### WRITTEN REQUEST
Write out the material exactly, without any of its pictures.

### RECORDS FOR PROCESSING
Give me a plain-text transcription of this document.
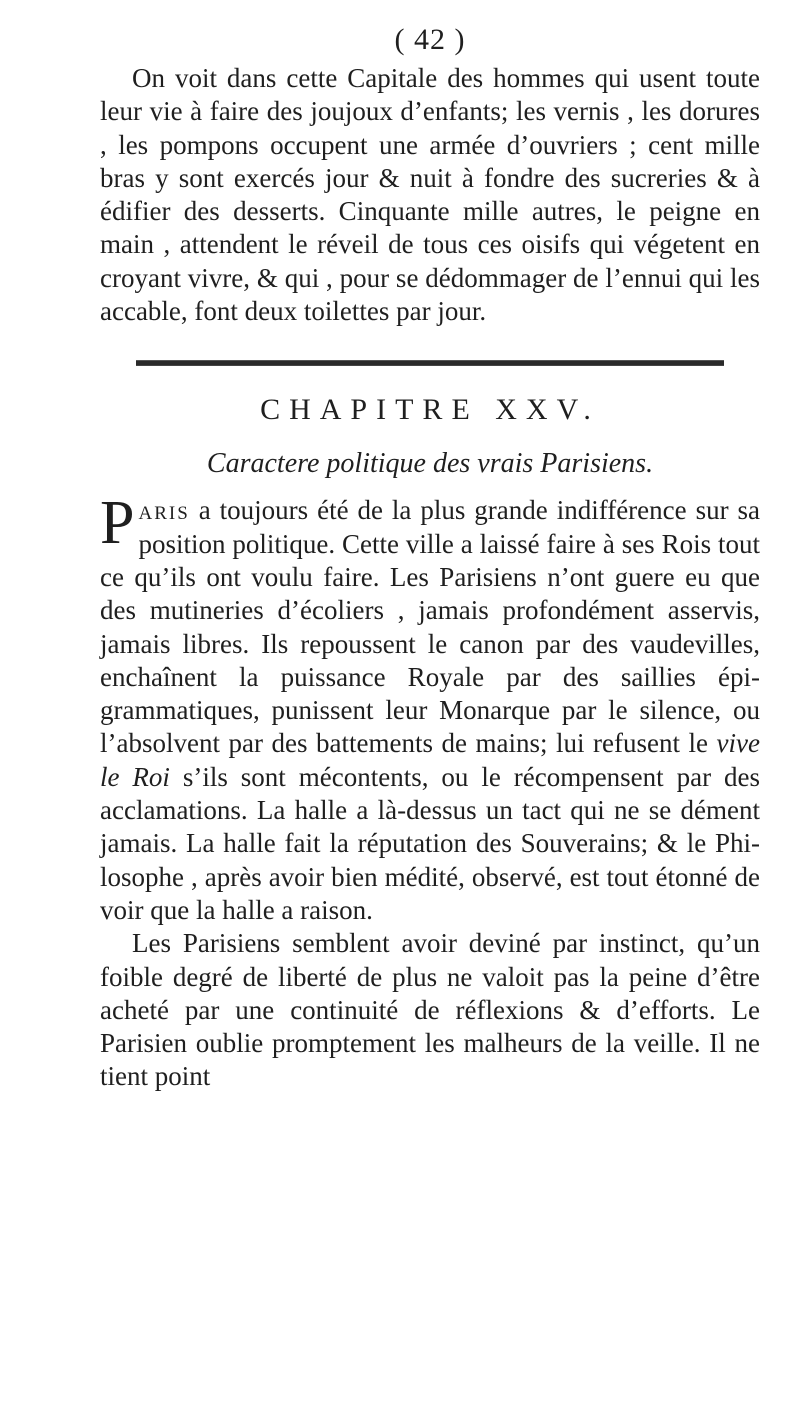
( 42 )

On voit dans cette Capitale des hommes qui usent toute leur vie à faire des joujoux d’enfants; les vernis , les dorures , les pompons occupent une armée d’ouvriers ; cent mille bras y sont exercés jour & nuit à fondre des sucreries & à édifier des desserts. Cinquante mille autres, le peigne en main , attendent le réveil de tous ces oisifs qui végetent en croyant vivre, & qui , pour se dédommager de l’ennui qui les accable, font deux toilettes par jour.

CHAPITRE XXV.
Caractere politique des vrais Parisiens.

Paris a toujours été de la plus grande indifférence sur sa position politique. Cette ville a laissé faire à ses Rois tout ce qu’ils ont voulu faire. Les Parisiens n’ont guere eu que des mutineries d’écoliers , jamais profondément asservis, jamais libres. Ils repoussent le canon par des vaudevilles, enchaînent la puissance Royale par des saillies épigrammatiques, punissent leur Monarque par le silence, ou l’absolvent par des battements de mains; lui refusent le vive le Roi s’ils sont mécontents, ou le récompensent par des acclamations. La halle a là-dessus un tact qui ne se dément jamais. La halle fait la réputation des Souverains; & le Philosophe , après avoir bien médité, observé, est tout étonné de voir que la halle a raison.

Les Parisiens semblent avoir deviné par instinct, qu’un foible degré de liberté de plus ne valoit pas la peine d’être acheté par une continuité de réflexions & d’efforts. Le Parisien oublie promptement les malheurs de la veille. Il ne tient point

### RESULT BELOW
Give me a plain-text transcription of this document.
( 42 )

On voit dans cette Capitale des hommes qui usent toute leur vie à faire des joujoux d’enfants; les vernis , les dorures , les pompons occupent une armée d’ouvriers ; cent mille bras y sont exercés jour & nuit à fondre des sucreries & à édifier des desserts. Cinquante mille autres, le peigne en main , attendent le réveil de tous ces oisifs qui végetent en croyant vivre, & qui , pour se dédommager de l’ennui qui les accable, font deux toilettes par jour.

CHAPITRE XXV.
Caractere politique des vrais Parisiens.

Paris a toujours été de la plus grande indifférence sur sa position politique. Cette ville a laissé faire à ses Rois tout ce qu’ils ont voulu faire. Les Parisiens n’ont guere eu que des mutineries d’écoliers , jamais profondément asservis, jamais libres. Ils repoussent le canon par des vaudevilles, enchaînent la puissance Royale par des saillies épigrammatiques, punissent leur Monarque par le silence, ou l’absolvent par des battements de mains; lui refusent le vive le Roi s’ils sont mécontents, ou le récompensent par des acclamations. La halle a là-dessus un tact qui ne se dément jamais. La halle fait la réputation des Souverains; & le Philosophe , après avoir bien médité, observé, est tout étonné de voir que la halle a raison.

Les Parisiens semblent avoir deviné par instinct, qu’un foible degré de liberté de plus ne valoit pas la peine d’être acheté par une continuité de réflexions & d’efforts. Le Parisien oublie promptement les malheurs de la veille. Il ne tient point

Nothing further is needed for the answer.